* **Task to carry out**
Return a copy of every line in the records that includes the word "name".

▼

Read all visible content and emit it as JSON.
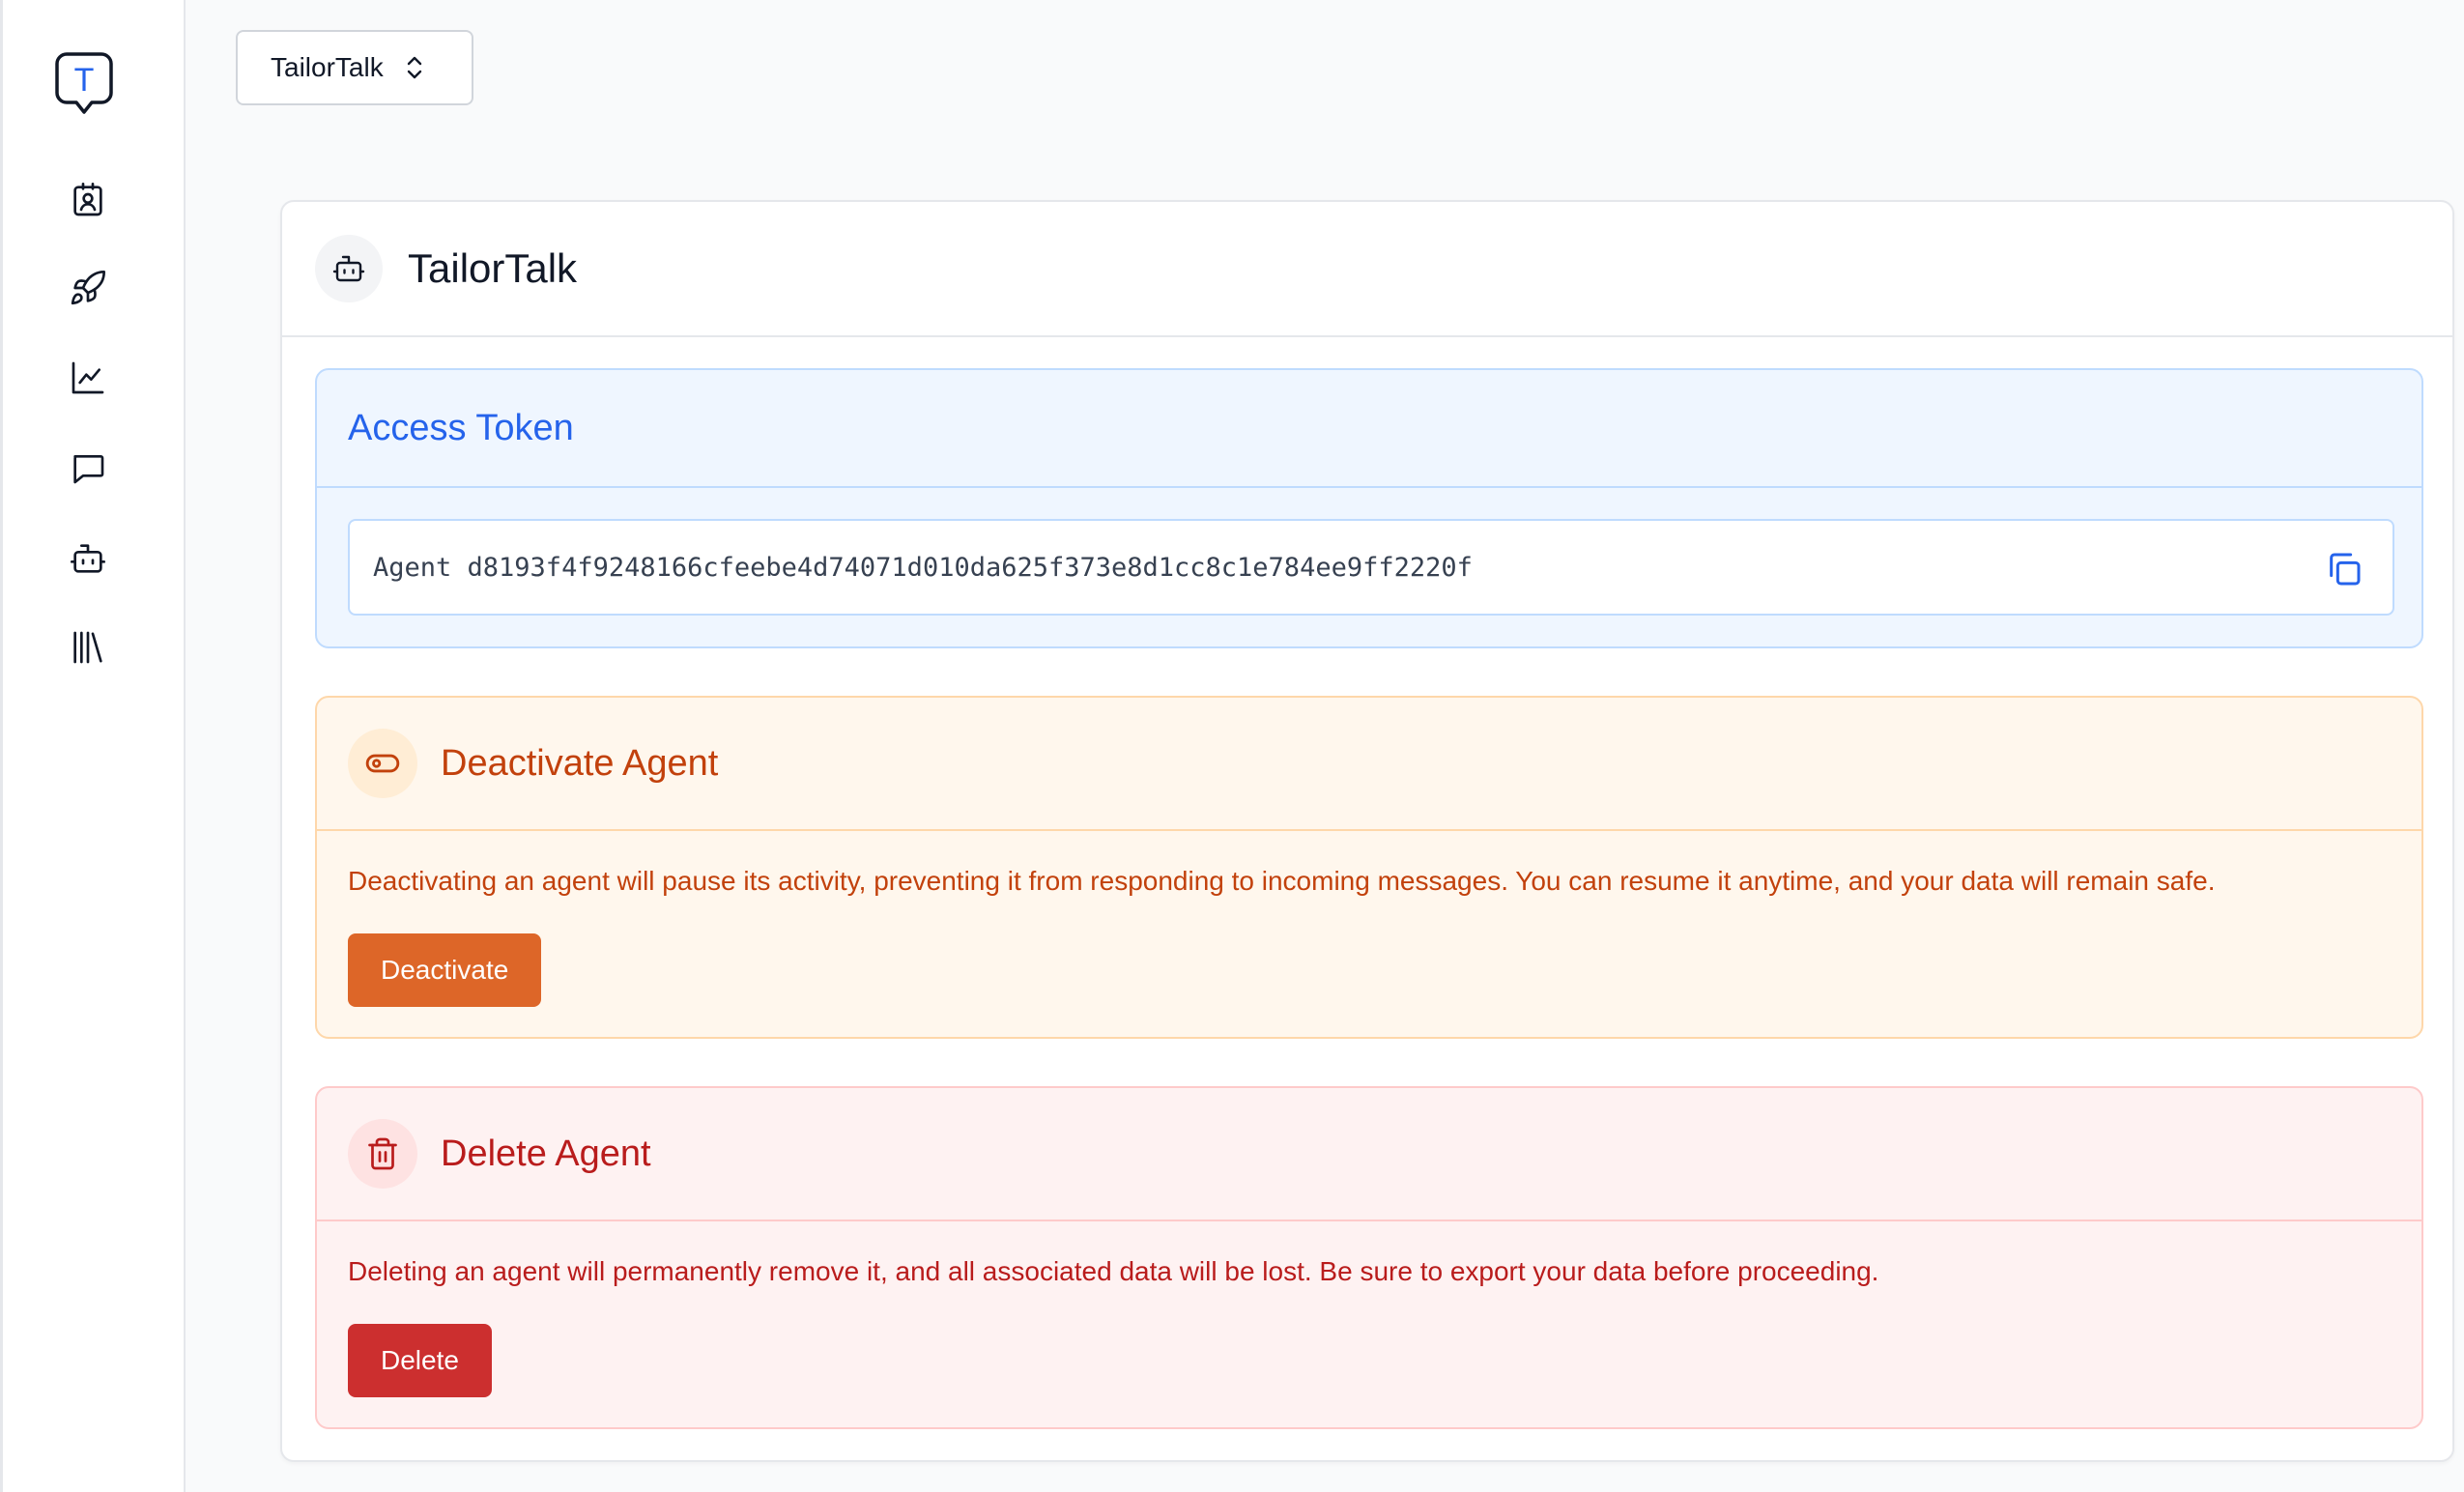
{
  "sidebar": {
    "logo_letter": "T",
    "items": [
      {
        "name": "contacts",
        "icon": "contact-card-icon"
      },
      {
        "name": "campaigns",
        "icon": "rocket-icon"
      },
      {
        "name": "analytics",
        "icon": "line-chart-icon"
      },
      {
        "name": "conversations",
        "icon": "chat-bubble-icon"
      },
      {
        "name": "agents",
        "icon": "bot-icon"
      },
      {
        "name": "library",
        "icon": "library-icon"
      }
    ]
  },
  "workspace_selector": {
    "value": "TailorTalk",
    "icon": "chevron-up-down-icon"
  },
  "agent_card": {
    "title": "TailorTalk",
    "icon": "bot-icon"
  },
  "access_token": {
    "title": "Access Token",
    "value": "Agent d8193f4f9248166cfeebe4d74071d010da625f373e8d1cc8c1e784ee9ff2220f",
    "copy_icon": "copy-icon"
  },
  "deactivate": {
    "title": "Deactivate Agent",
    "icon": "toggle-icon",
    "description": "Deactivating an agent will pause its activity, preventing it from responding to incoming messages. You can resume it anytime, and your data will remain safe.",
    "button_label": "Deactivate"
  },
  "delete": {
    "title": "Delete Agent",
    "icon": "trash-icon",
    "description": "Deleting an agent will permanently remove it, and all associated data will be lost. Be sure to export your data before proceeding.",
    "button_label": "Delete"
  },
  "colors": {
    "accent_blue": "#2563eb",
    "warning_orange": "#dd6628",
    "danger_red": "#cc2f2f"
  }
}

▲

* **Task answer**
        "name": "contacts",
        "name": "campaigns",
        "name": "analytics",
        "name": "conversations",
        "name": "agents",
        "name": "library",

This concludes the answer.